▸ Work instructions: Every line below should be repeated exactly.
◆ ◆ ◆
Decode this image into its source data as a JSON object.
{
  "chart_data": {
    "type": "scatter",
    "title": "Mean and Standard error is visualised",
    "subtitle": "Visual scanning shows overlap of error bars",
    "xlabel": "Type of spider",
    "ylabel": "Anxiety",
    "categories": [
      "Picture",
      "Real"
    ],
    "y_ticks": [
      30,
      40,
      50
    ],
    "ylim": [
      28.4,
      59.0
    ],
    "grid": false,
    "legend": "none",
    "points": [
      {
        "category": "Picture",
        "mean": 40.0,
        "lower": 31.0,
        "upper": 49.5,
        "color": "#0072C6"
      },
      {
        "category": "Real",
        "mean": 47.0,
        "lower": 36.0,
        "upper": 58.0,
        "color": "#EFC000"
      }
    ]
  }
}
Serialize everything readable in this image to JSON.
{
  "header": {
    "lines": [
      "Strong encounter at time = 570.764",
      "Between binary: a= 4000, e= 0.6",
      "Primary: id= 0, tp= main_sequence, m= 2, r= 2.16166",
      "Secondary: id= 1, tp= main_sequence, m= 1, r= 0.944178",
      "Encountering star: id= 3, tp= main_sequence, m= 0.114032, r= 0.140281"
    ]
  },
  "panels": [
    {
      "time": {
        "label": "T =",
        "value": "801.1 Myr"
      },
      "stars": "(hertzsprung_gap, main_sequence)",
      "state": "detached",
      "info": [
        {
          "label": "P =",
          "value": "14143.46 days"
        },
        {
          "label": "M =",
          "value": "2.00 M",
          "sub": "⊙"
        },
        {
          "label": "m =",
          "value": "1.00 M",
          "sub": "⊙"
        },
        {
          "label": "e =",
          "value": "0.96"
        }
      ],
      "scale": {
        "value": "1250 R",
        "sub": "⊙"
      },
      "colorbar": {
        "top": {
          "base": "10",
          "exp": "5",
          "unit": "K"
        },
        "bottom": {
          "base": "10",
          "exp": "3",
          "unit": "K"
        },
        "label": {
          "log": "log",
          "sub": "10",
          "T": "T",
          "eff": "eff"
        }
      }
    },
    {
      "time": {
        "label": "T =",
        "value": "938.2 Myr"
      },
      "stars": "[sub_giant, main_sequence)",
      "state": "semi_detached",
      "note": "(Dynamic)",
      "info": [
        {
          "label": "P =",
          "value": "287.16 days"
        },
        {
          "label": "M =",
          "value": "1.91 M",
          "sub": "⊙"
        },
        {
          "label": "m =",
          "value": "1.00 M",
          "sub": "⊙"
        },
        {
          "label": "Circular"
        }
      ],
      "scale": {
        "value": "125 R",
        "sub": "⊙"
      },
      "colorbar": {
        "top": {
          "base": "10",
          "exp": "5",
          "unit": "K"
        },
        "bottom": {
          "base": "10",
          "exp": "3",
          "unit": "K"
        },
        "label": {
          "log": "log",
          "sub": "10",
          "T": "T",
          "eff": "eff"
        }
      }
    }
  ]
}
◆ ◆ ◆
▸ The result:
Decode this image into its source data as a JSON object.
{
  "chart_data": {
    "type": "scatter",
    "title": "Mean and Standard error is visualised",
    "subtitle": "Visual scanning shows overlap of error bars",
    "xlabel": "Type of spider",
    "ylabel": "Anxiety",
    "categories": [
      "Picture",
      "Real"
    ],
    "y_ticks": [
      30,
      40,
      50
    ],
    "ylim": [
      28.4,
      59.0
    ],
    "grid": false,
    "legend": "none",
    "points": [
      {
        "category": "Picture",
        "mean": 40.0,
        "lower": 31.0,
        "upper": 49.5,
        "color": "#0072C6"
      },
      {
        "category": "Real",
        "mean": 47.0,
        "lower": 36.0,
        "upper": 58.0,
        "color": "#EFC000"
      }
    ]
  }
}
Serialize everything readable in this image to JSON.
{
  "header": {
    "lines": [
      "Strong encounter at time = 570.764",
      "Between binary: a= 4000, e= 0.6",
      "Primary: id= 0, tp= main_sequence, m= 2, r= 2.16166",
      "Secondary: id= 1, tp= main_sequence, m= 1, r= 0.944178",
      "Encountering star: id= 3, tp= main_sequence, m= 0.114032, r= 0.140281"
    ]
  },
  "panels": [
    {
      "time": {
        "label": "T =",
        "value": "801.1 Myr"
      },
      "stars": "(hertzsprung_gap, main_sequence)",
      "state": "detached",
      "info": [
        {
          "label": "P =",
          "value": "14143.46 days"
        },
        {
          "label": "M =",
          "value": "2.00 M",
          "sub": "⊙"
        },
        {
          "label": "m =",
          "value": "1.00 M",
          "sub": "⊙"
        },
        {
          "label": "e =",
          "value": "0.96"
        }
      ],
      "scale": {
        "value": "1250 R",
        "sub": "⊙"
      },
      "colorbar": {
        "top": {
          "base": "10",
          "exp": "5",
          "unit": "K"
        },
        "bottom": {
          "base": "10",
          "exp": "3",
          "unit": "K"
        },
        "label": {
          "log": "log",
          "sub": "10",
          "T": "T",
          "eff": "eff"
        }
      }
    },
    {
      "time": {
        "label": "T =",
        "value": "938.2 Myr"
      },
      "stars": "[sub_giant, main_sequence)",
      "state": "semi_detached",
      "note": "(Dynamic)",
      "info": [
        {
          "label": "P =",
          "value": "287.16 days"
        },
        {
          "label": "M =",
          "value": "1.91 M",
          "sub": "⊙"
        },
        {
          "label": "m =",
          "value": "1.00 M",
          "sub": "⊙"
        },
        {
          "label": "Circular"
        }
      ],
      "scale": {
        "value": "125 R",
        "sub": "⊙"
      },
      "colorbar": {
        "top": {
          "base": "10",
          "exp": "5",
          "unit": "K"
        },
        "bottom": {
          "base": "10",
          "exp": "3",
          "unit": "K"
        },
        "label": {
          "log": "log",
          "sub": "10",
          "T": "T",
          "eff": "eff"
        }
      }
    }
  ]
}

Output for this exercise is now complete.